··· Records for this exercise ···

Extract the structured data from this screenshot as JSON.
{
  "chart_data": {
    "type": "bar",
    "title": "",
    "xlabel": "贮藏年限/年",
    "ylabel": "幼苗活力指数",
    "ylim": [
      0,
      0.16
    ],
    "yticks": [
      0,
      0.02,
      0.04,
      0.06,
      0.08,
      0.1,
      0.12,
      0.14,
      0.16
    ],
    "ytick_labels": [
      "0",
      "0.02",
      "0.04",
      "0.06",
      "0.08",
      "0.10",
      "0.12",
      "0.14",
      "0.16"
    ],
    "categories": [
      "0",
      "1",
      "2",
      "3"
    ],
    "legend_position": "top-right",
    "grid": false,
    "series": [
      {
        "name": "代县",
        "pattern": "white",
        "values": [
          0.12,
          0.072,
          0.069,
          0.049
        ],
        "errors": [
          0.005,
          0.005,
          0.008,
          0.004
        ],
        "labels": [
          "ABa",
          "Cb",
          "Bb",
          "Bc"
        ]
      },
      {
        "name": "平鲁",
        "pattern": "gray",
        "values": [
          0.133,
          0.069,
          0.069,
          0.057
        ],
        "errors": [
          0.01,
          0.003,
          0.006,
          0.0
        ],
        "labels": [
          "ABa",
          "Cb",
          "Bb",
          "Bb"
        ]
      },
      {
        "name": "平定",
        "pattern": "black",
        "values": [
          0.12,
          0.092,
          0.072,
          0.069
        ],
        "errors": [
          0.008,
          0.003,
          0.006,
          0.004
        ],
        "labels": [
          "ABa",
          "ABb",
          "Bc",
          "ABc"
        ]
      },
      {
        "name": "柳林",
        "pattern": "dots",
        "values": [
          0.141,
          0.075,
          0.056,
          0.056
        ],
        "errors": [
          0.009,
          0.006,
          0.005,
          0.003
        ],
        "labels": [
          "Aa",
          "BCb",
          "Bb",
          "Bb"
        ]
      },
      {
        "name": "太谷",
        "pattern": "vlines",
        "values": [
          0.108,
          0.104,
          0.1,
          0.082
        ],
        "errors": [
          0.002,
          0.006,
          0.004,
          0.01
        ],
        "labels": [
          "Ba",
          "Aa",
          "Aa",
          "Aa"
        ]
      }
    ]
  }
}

···

Search the entries for the word "pattern", then list each line that holds it.

        "pattern": "white",
        "pattern": "gray",
        "pattern": "black",
        "pattern": "dots",
        "pattern": "vlines",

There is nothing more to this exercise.